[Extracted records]
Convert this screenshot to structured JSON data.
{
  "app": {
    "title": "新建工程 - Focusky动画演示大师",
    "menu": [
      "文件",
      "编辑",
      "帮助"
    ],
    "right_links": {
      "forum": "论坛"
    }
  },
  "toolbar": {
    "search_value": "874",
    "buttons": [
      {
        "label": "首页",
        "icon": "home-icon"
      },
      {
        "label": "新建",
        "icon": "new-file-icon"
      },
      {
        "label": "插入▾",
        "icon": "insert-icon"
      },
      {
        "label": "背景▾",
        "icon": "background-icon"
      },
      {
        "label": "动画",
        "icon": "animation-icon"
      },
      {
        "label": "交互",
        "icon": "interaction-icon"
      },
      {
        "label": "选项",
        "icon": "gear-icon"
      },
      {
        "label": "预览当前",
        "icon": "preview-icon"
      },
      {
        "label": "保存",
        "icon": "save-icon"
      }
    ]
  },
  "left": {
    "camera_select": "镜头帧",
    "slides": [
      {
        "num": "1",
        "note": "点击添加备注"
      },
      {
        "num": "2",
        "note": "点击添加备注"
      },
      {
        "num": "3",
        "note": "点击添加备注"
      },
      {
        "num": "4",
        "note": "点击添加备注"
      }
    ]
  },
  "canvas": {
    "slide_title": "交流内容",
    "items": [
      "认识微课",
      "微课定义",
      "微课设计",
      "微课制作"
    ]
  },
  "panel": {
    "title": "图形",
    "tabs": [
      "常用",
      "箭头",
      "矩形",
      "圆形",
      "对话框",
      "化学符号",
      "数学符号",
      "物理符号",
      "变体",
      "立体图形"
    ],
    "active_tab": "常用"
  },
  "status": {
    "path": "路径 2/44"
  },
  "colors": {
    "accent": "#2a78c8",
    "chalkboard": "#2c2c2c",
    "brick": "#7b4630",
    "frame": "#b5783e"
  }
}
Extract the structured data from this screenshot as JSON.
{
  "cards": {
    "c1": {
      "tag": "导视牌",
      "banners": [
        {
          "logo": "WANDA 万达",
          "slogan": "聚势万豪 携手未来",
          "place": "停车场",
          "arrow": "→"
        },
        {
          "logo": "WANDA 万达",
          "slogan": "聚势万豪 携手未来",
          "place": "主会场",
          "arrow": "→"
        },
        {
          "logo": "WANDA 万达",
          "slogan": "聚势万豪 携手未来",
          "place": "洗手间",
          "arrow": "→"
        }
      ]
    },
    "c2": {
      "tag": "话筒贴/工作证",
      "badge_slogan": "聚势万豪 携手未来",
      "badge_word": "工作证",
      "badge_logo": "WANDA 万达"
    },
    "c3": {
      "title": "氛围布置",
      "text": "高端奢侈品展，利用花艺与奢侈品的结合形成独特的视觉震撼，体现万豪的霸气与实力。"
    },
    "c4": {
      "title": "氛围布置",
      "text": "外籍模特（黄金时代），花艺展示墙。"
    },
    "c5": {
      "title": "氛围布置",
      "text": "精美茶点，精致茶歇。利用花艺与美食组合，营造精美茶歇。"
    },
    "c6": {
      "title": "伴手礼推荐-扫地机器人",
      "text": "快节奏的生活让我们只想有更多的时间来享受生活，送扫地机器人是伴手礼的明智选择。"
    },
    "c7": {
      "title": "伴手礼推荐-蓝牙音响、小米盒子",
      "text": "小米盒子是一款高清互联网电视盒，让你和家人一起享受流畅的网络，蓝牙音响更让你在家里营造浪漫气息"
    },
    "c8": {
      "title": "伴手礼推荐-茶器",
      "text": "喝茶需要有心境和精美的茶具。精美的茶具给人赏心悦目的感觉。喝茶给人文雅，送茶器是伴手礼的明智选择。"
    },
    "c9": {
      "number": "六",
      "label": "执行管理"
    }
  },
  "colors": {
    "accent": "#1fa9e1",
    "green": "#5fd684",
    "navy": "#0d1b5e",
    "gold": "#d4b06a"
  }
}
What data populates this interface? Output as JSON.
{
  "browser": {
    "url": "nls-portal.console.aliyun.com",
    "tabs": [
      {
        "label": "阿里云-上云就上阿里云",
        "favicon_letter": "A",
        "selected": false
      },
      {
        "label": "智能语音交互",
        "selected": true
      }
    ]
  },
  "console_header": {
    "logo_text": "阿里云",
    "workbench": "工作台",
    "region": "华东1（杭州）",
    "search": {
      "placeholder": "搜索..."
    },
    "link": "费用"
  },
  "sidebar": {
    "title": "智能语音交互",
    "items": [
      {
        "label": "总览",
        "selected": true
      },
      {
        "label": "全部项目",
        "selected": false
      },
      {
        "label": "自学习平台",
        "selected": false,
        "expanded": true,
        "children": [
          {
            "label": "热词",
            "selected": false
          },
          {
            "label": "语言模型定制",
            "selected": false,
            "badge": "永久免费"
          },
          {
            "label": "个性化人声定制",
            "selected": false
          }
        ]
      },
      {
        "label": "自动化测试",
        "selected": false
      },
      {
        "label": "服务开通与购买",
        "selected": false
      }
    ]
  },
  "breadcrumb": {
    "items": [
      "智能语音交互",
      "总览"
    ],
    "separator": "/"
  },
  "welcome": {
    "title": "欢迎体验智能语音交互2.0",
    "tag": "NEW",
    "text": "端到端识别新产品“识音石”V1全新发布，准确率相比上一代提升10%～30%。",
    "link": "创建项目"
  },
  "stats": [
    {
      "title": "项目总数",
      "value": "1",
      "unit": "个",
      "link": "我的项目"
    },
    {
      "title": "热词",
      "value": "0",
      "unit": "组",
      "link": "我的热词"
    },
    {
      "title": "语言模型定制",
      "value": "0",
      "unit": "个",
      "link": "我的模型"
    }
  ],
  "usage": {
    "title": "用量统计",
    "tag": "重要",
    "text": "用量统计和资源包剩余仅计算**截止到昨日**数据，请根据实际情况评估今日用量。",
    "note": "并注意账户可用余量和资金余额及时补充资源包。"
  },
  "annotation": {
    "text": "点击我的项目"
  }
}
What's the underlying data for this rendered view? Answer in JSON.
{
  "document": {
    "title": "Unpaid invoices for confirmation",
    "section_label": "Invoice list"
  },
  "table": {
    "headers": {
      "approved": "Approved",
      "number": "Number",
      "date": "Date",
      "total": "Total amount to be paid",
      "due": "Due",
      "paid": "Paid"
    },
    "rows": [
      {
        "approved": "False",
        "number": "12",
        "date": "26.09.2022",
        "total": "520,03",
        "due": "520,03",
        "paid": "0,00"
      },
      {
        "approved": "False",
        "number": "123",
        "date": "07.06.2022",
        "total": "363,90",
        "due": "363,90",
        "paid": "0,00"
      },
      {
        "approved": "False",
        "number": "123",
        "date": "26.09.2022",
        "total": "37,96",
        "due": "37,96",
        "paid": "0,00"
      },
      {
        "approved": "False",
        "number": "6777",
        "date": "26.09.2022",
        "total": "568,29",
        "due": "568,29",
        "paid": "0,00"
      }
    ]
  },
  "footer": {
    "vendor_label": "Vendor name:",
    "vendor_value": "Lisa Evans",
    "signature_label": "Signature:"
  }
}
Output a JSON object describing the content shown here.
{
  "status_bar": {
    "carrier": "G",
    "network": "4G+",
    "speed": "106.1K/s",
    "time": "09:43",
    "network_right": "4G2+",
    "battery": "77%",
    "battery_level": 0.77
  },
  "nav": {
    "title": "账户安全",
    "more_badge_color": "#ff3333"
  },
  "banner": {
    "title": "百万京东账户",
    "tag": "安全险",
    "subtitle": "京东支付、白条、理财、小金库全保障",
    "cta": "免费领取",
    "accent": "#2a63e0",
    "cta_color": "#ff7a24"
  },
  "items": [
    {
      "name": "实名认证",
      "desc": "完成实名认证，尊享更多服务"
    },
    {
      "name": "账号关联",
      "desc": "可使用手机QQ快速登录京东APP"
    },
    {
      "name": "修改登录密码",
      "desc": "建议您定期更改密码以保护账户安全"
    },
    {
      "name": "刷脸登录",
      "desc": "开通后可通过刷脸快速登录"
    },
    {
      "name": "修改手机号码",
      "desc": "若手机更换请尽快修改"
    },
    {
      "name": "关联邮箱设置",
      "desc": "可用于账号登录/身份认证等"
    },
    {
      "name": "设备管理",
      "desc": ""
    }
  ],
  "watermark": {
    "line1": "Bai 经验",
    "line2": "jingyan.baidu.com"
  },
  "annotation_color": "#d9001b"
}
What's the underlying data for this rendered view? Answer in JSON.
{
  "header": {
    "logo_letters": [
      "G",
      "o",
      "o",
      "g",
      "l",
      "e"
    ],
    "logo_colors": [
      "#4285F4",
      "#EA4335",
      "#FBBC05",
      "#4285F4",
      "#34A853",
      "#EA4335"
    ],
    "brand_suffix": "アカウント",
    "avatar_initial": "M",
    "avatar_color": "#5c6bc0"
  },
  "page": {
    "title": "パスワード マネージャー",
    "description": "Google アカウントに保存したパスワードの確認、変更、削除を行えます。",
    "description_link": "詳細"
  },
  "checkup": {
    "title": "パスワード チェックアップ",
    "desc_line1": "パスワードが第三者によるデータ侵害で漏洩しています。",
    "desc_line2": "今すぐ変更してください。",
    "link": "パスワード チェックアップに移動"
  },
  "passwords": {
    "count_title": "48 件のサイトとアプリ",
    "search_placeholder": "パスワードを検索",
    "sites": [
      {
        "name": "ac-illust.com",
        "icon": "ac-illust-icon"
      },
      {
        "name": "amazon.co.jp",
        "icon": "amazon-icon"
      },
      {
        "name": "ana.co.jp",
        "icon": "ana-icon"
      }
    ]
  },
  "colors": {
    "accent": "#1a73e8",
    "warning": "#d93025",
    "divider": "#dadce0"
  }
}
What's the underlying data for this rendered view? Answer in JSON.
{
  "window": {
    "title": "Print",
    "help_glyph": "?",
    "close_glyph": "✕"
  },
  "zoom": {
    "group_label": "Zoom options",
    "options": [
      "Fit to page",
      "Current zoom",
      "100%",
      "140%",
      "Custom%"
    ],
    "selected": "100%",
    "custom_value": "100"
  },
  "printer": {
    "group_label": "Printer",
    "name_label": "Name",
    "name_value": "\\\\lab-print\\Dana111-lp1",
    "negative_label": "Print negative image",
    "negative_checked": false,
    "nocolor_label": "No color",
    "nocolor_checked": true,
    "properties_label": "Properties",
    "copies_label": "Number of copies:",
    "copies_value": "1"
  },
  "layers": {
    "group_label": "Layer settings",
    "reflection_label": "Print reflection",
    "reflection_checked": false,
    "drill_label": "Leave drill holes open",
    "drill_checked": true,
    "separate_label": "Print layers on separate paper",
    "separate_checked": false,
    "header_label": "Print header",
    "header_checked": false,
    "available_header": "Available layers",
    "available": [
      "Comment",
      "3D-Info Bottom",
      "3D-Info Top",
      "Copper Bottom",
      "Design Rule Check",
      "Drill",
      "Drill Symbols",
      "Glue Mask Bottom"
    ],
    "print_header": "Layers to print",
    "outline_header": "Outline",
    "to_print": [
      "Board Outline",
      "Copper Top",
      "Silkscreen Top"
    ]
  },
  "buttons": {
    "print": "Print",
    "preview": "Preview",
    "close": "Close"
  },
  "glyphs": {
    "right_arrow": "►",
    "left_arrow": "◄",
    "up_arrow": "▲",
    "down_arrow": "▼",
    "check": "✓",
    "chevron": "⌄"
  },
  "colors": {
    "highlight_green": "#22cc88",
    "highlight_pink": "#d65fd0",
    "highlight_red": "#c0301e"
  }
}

◆ The problem ◆
Identify and copy all lines with the word "screenshot".

◆ Finished task ◆
Convert this screenshot to structured JSON data.
Extract the structured data from this screenshot as JSON.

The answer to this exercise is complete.